● STATED EXERCISE
Lines containing the word "JSON" are to be located and copied.

[Dataset excerpts]
============

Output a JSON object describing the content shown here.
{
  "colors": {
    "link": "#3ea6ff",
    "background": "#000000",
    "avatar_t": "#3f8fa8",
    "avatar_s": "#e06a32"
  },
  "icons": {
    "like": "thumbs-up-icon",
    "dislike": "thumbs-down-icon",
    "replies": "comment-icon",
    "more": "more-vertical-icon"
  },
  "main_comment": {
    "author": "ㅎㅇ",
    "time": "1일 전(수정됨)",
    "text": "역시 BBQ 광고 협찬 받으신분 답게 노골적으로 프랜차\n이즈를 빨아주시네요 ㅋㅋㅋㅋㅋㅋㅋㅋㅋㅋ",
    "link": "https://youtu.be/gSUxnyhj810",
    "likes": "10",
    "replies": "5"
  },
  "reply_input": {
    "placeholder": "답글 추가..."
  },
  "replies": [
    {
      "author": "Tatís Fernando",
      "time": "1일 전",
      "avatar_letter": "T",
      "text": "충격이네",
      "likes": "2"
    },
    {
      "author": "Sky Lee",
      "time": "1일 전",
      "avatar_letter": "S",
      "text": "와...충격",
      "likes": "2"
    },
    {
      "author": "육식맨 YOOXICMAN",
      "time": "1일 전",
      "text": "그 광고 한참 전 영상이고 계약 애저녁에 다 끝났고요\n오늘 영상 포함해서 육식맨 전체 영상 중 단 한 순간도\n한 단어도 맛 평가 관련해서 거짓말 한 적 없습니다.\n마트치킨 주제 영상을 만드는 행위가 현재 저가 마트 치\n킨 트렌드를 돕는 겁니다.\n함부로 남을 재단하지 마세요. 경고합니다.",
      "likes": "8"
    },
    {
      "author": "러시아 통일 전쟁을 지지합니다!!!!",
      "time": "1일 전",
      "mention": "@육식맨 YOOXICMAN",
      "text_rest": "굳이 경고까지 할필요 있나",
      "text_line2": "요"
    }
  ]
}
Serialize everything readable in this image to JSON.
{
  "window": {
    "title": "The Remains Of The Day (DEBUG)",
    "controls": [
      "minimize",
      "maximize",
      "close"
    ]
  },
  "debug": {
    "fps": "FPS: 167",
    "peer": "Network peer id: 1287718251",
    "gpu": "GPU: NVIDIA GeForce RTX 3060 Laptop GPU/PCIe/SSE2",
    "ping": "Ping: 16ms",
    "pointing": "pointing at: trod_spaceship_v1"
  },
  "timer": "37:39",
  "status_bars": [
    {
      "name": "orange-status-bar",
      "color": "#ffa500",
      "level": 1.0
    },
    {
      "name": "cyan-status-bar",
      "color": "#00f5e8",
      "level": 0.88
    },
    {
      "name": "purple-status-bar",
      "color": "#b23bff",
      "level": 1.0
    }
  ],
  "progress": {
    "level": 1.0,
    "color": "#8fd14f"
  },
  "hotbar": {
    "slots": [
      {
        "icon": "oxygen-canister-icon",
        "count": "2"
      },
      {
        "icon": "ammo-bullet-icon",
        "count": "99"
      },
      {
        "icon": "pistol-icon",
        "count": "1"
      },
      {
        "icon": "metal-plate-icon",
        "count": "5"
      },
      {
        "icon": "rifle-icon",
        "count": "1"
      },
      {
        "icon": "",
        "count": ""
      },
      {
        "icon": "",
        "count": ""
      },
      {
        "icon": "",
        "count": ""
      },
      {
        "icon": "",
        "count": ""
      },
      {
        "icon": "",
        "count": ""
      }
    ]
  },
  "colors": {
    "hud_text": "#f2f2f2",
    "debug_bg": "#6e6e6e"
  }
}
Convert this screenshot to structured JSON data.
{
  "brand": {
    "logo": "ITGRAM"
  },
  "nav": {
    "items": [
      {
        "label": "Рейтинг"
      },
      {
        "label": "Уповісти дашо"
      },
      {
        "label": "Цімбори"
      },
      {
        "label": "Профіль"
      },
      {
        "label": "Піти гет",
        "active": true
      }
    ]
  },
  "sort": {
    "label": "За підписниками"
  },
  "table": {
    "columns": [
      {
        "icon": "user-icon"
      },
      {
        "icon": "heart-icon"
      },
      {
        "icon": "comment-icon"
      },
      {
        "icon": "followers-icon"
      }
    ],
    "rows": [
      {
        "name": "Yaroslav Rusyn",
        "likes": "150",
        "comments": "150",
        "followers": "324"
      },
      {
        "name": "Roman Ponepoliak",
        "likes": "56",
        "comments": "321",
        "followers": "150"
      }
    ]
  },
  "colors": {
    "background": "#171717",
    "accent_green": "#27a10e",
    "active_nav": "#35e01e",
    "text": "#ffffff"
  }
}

============

● EXERCISE RESULT
Output a JSON object describing the content shown here.
Serialize everything readable in this image to JSON.
Convert this screenshot to structured JSON data.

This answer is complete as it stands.